▸ The problem
Looking at the listing beneath, work out how many lines hold "JSON" and report only that figure.
— Begin —
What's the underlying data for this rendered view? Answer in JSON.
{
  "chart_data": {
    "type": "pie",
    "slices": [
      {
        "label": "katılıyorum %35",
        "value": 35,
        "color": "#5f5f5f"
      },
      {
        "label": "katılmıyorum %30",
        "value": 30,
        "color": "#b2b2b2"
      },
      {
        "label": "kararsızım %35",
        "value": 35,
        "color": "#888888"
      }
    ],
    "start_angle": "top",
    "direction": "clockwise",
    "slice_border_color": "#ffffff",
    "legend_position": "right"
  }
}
— End —
— Begin —
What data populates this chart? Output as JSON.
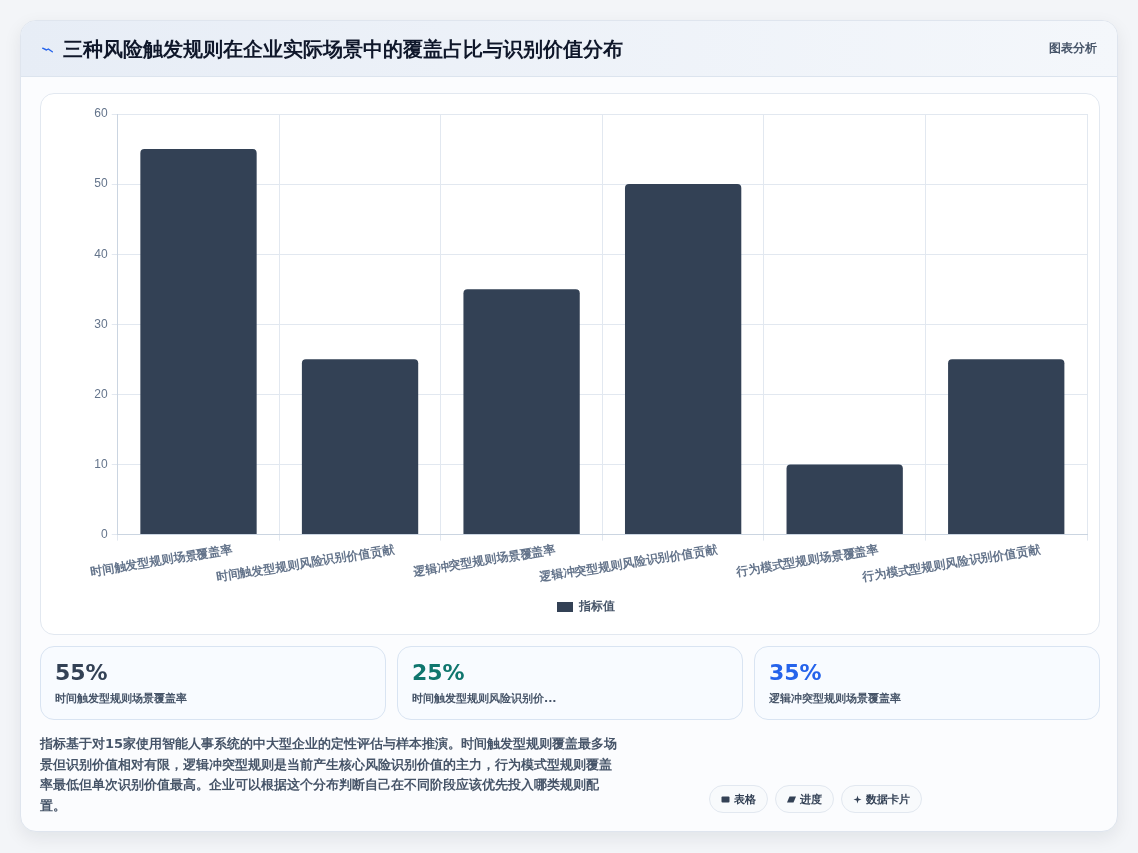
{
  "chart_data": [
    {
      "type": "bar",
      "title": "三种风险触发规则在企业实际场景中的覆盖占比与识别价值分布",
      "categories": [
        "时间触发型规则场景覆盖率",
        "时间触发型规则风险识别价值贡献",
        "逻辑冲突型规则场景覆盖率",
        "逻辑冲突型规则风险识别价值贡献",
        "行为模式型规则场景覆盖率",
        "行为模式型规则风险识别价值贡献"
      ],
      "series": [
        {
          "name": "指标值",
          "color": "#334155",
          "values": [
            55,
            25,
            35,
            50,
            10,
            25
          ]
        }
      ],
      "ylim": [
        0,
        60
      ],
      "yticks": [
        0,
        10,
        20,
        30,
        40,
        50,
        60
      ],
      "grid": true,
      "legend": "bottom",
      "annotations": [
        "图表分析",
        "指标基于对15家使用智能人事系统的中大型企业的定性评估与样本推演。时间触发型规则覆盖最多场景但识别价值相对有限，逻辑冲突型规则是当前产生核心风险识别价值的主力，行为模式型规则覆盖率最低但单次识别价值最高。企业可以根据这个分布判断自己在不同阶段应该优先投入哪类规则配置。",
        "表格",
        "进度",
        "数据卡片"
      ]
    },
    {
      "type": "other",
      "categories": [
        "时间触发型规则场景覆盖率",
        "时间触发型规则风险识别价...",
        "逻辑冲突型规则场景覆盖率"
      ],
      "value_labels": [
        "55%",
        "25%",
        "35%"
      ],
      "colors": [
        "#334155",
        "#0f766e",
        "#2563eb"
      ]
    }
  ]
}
— End —
▸ Exercise response
2